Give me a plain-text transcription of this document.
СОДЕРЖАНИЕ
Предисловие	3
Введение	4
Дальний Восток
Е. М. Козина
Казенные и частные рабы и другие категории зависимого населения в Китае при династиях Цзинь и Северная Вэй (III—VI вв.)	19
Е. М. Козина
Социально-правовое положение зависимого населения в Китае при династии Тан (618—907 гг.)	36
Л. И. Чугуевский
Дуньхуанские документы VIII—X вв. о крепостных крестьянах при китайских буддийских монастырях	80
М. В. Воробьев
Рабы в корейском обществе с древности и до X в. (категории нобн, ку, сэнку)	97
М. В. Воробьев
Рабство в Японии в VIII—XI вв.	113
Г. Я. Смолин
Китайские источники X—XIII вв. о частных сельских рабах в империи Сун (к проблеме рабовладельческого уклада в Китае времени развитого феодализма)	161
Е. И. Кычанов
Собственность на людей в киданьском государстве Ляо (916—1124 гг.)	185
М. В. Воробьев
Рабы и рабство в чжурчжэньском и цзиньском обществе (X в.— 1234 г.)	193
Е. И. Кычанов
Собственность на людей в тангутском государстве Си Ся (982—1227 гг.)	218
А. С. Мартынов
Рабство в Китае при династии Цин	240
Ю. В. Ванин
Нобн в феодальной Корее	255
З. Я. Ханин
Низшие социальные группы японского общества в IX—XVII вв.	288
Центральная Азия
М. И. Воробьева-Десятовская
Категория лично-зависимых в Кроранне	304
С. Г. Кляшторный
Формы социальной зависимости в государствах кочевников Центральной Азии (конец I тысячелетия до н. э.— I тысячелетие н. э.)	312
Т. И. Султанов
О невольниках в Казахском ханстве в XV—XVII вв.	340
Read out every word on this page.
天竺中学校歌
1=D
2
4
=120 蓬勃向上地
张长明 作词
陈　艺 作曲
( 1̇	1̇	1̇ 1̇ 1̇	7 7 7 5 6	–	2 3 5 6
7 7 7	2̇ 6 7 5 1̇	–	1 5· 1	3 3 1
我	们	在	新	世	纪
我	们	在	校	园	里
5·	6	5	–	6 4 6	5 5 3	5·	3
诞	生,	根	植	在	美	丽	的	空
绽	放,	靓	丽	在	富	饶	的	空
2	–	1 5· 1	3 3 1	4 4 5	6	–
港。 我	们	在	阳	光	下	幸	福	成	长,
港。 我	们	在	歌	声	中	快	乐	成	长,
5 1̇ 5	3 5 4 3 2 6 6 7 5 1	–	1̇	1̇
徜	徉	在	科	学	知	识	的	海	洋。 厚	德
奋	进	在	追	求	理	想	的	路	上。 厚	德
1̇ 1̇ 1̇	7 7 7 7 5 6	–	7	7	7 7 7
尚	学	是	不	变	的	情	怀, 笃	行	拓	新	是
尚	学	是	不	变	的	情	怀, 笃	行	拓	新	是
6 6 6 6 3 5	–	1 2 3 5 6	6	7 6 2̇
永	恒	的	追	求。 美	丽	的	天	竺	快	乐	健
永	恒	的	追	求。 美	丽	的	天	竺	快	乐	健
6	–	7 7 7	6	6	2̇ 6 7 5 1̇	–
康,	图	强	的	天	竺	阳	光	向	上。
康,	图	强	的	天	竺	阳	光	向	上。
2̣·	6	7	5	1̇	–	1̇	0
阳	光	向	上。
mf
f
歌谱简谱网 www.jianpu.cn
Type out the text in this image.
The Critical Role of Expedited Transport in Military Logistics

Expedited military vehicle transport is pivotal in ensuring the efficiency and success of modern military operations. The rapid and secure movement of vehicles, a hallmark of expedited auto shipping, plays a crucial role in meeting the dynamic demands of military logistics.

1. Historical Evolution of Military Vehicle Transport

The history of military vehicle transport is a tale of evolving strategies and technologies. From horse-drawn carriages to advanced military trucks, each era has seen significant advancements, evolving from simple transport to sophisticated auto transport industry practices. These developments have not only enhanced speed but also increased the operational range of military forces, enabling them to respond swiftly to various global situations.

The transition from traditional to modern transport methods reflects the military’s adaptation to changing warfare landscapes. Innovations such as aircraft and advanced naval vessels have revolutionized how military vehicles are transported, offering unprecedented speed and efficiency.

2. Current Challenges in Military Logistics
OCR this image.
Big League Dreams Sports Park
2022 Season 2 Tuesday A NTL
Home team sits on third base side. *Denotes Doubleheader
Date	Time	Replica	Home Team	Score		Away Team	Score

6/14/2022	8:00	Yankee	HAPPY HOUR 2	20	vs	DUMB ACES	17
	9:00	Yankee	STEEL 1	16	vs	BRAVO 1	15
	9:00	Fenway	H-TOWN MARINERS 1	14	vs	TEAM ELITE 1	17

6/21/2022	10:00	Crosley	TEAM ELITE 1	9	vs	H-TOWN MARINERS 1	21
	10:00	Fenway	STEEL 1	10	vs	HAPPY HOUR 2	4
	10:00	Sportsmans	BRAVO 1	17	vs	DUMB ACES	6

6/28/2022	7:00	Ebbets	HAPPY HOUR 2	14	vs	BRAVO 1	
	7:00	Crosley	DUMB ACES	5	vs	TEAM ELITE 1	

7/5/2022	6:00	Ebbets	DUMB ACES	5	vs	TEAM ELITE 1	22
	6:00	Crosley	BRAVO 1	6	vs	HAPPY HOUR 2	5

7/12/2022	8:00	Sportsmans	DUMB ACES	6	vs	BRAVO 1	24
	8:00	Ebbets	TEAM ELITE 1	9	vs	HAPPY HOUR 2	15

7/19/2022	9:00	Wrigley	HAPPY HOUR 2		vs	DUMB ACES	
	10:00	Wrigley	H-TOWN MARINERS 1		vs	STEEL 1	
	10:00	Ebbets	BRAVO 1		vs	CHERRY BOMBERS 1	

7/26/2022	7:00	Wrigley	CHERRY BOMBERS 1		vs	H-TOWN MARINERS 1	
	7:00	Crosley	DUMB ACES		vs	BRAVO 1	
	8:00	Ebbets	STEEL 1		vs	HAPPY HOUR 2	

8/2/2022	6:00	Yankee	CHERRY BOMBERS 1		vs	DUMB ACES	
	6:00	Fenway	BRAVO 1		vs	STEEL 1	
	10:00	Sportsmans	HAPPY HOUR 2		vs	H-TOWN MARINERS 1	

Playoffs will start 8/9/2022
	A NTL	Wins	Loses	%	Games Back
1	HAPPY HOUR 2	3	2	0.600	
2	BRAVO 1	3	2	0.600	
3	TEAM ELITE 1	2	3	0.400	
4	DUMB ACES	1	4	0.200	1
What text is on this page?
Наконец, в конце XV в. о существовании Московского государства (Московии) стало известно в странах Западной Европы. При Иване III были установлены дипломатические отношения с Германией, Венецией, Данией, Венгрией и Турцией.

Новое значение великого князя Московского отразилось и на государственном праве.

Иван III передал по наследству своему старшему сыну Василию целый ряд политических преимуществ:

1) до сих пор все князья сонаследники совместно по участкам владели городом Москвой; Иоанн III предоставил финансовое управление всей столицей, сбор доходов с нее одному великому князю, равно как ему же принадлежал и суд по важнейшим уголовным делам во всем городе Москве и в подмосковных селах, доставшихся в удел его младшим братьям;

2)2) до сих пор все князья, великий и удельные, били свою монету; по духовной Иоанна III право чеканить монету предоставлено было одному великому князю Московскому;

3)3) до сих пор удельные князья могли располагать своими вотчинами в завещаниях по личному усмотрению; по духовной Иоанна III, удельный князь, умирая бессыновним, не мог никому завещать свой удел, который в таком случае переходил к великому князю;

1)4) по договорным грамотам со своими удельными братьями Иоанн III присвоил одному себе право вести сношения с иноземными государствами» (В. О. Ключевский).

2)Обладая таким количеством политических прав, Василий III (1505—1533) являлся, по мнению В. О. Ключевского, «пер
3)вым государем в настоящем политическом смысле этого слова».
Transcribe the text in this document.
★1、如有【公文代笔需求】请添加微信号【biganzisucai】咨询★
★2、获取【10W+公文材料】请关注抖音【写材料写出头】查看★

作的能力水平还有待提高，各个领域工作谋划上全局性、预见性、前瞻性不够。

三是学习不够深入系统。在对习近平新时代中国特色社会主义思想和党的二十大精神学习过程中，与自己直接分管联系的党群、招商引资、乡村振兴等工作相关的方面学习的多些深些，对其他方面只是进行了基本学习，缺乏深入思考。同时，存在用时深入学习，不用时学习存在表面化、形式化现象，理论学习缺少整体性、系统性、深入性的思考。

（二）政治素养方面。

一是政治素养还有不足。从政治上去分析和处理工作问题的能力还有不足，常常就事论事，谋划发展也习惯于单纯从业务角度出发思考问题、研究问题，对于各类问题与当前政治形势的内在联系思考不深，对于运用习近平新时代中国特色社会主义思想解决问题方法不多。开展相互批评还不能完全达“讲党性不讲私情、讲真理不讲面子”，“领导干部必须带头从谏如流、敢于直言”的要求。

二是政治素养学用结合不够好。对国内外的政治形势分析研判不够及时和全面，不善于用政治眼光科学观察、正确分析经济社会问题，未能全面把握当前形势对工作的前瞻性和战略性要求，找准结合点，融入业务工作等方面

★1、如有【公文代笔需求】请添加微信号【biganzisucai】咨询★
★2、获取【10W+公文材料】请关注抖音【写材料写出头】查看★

------

** Problem description **
Output only the lines from the one holding "Transcribe the text in this document." through the last line above, exactly as they appear.

** Completed exercise **
Transcribe the text in this document.
★1、如有【公文代笔需求】请添加微信号【biganzisucai】咨询★
★2、获取【10W+公文材料】请关注抖音【写材料写出头】查看★

作的能力水平还有待提高，各个领域工作谋划上全局性、预见性、前瞻性不够。

三是学习不够深入系统。在对习近平新时代中国特色社会主义思想和党的二十大精神学习过程中，与自己直接分管联系的党群、招商引资、乡村振兴等工作相关的方面学习的多些深些，对其他方面只是进行了基本学习，缺乏深入思考。同时，存在用时深入学习，不用时学习存在表面化、形式化现象，理论学习缺少整体性、系统性、深入性的思考。

（二）政治素养方面。

一是政治素养还有不足。从政治上去分析和处理工作问题的能力还有不足，常常就事论事，谋划发展也习惯于单纯从业务角度出发思考问题、研究问题，对于各类问题与当前政治形势的内在联系思考不深，对于运用习近平新时代中国特色社会主义思想解决问题方法不多。开展相互批评还不能完全达“讲党性不讲私情、讲真理不讲面子”，“领导干部必须带头从谏如流、敢于直言”的要求。

二是政治素养学用结合不够好。对国内外的政治形势分析研判不够及时和全面，不善于用政治眼光科学观察、正确分析经济社会问题，未能全面把握当前形势对工作的前瞻性和战略性要求，找准结合点，融入业务工作等方面

★1、如有【公文代笔需求】请添加微信号【biganzisucai】咨询★
★2、获取【10W+公文材料】请关注抖音【写材料写出头】查看★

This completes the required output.